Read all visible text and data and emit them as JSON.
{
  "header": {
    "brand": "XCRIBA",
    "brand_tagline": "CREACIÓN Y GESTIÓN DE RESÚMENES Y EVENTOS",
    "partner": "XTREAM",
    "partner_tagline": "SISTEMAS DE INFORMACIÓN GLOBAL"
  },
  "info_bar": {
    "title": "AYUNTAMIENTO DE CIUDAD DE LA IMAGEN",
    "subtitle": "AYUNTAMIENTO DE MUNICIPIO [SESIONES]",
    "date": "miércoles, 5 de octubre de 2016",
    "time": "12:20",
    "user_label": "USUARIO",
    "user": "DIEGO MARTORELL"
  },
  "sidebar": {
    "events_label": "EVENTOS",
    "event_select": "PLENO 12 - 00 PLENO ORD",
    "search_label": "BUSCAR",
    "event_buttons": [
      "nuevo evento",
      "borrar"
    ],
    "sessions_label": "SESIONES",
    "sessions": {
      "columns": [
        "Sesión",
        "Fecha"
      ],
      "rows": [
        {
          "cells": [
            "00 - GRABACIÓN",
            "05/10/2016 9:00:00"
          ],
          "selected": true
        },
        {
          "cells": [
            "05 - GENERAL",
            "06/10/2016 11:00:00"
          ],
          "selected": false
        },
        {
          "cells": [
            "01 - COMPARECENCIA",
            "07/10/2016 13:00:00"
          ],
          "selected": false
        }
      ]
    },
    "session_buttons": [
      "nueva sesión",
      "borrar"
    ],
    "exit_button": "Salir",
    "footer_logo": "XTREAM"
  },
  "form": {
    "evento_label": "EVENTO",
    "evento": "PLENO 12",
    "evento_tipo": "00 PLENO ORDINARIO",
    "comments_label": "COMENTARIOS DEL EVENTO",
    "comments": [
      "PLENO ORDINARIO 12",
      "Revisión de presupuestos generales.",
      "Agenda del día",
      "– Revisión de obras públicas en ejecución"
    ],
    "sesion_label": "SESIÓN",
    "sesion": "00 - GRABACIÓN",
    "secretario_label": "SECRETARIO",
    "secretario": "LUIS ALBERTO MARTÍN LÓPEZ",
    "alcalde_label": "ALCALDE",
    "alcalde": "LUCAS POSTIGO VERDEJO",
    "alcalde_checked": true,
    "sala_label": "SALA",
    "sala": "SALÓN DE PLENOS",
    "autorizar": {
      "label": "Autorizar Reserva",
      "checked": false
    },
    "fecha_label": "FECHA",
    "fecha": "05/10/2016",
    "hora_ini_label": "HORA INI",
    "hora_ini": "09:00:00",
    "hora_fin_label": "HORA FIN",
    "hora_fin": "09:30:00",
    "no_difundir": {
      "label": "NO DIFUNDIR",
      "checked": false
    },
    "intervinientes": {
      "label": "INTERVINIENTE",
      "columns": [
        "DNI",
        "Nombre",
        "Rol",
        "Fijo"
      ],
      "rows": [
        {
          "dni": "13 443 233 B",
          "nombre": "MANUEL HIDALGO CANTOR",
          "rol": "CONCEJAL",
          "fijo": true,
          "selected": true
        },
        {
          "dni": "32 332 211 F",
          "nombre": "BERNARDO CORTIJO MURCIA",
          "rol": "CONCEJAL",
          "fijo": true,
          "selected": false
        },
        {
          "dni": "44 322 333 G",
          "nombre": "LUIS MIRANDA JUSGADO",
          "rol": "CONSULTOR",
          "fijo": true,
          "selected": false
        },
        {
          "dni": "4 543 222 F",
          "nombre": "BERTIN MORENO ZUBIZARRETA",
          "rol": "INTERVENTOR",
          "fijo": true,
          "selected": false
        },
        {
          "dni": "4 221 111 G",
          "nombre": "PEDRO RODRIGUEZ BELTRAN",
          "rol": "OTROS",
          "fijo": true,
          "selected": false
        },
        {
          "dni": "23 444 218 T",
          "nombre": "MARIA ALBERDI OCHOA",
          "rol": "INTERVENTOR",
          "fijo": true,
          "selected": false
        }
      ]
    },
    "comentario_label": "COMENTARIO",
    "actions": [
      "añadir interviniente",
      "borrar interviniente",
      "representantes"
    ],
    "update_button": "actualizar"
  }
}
------------------------
Stated task =>
Repeat all of the records above exactly as written.

Written answer =>
Read all visible text and data and emit them as JSON.
{
  "header": {
    "brand": "XCRIBA",
    "brand_tagline": "CREACIÓN Y GESTIÓN DE RESÚMENES Y EVENTOS",
    "partner": "XTREAM",
    "partner_tagline": "SISTEMAS DE INFORMACIÓN GLOBAL"
  },
  "info_bar": {
    "title": "AYUNTAMIENTO DE CIUDAD DE LA IMAGEN",
    "subtitle": "AYUNTAMIENTO DE MUNICIPIO [SESIONES]",
    "date": "miércoles, 5 de octubre de 2016",
    "time": "12:20",
    "user_label": "USUARIO",
    "user": "DIEGO MARTORELL"
  },
  "sidebar": {
    "events_label": "EVENTOS",
    "event_select": "PLENO 12 - 00 PLENO ORD",
    "search_label": "BUSCAR",
    "event_buttons": [
      "nuevo evento",
      "borrar"
    ],
    "sessions_label": "SESIONES",
    "sessions": {
      "columns": [
        "Sesión",
        "Fecha"
      ],
      "rows": [
        {
          "cells": [
            "00 - GRABACIÓN",
            "05/10/2016 9:00:00"
          ],
          "selected": true
        },
        {
          "cells": [
            "05 - GENERAL",
            "06/10/2016 11:00:00"
          ],
          "selected": false
        },
        {
          "cells": [
            "01 - COMPARECENCIA",
            "07/10/2016 13:00:00"
          ],
          "selected": false
        }
      ]
    },
    "session_buttons": [
      "nueva sesión",
      "borrar"
    ],
    "exit_button": "Salir",
    "footer_logo": "XTREAM"
  },
  "form": {
    "evento_label": "EVENTO",
    "evento": "PLENO 12",
    "evento_tipo": "00 PLENO ORDINARIO",
    "comments_label": "COMENTARIOS DEL EVENTO",
    "comments": [
      "PLENO ORDINARIO 12",
      "Revisión de presupuestos generales.",
      "Agenda del día",
      "– Revisión de obras públicas en ejecución"
    ],
    "sesion_label": "SESIÓN",
    "sesion": "00 - GRABACIÓN",
    "secretario_label": "SECRETARIO",
    "secretario": "LUIS ALBERTO MARTÍN LÓPEZ",
    "alcalde_label": "ALCALDE",
    "alcalde": "LUCAS POSTIGO VERDEJO",
    "alcalde_checked": true,
    "sala_label": "SALA",
    "sala": "SALÓN DE PLENOS",
    "autorizar": {
      "label": "Autorizar Reserva",
      "checked": false
    },
    "fecha_label": "FECHA",
    "fecha": "05/10/2016",
    "hora_ini_label": "HORA INI",
    "hora_ini": "09:00:00",
    "hora_fin_label": "HORA FIN",
    "hora_fin": "09:30:00",
    "no_difundir": {
      "label": "NO DIFUNDIR",
      "checked": false
    },
    "intervinientes": {
      "label": "INTERVINIENTE",
      "columns": [
        "DNI",
        "Nombre",
        "Rol",
        "Fijo"
      ],
      "rows": [
        {
          "dni": "13 443 233 B",
          "nombre": "MANUEL HIDALGO CANTOR",
          "rol": "CONCEJAL",
          "fijo": true,
          "selected": true
        },
        {
          "dni": "32 332 211 F",
          "nombre": "BERNARDO CORTIJO MURCIA",
          "rol": "CONCEJAL",
          "fijo": true,
          "selected": false
        },
        {
          "dni": "44 322 333 G",
          "nombre": "LUIS MIRANDA JUSGADO",
          "rol": "CONSULTOR",
          "fijo": true,
          "selected": false
        },
        {
          "dni": "4 543 222 F",
          "nombre": "BERTIN MORENO ZUBIZARRETA",
          "rol": "INTERVENTOR",
          "fijo": true,
          "selected": false
        },
        {
          "dni": "4 221 111 G",
          "nombre": "PEDRO RODRIGUEZ BELTRAN",
          "rol": "OTROS",
          "fijo": true,
          "selected": false
        },
        {
          "dni": "23 444 218 T",
          "nombre": "MARIA ALBERDI OCHOA",
          "rol": "INTERVENTOR",
          "fijo": true,
          "selected": false
        }
      ]
    },
    "comentario_label": "COMENTARIO",
    "actions": [
      "añadir interviniente",
      "borrar interviniente",
      "representantes"
    ],
    "update_button": "actualizar"
  }
}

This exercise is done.